__YOUR INSTRUCTIONS__. Locate every line below that contains the word "name" and copy it.

__Items from a figure collection__.
* * *

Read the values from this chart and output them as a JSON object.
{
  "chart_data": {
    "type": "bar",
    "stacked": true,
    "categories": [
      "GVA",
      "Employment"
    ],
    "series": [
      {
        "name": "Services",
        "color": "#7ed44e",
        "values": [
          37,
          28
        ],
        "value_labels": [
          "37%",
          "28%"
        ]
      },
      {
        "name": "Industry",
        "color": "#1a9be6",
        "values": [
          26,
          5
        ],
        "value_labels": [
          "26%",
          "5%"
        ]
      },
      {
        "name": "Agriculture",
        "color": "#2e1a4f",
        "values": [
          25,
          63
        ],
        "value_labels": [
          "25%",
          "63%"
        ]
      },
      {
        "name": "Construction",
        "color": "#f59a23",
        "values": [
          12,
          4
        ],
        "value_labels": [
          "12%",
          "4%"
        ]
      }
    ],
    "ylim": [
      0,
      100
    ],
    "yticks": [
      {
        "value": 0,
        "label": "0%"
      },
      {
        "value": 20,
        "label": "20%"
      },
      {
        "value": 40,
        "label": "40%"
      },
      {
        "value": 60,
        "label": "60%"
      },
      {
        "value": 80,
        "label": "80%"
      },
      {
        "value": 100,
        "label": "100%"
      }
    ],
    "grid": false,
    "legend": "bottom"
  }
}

* * *

__ANSWER FOR THIS EXERCISE__.
        "name": "Services",
        "name": "Industry",
        "name": "Agriculture",
        "name": "Construction",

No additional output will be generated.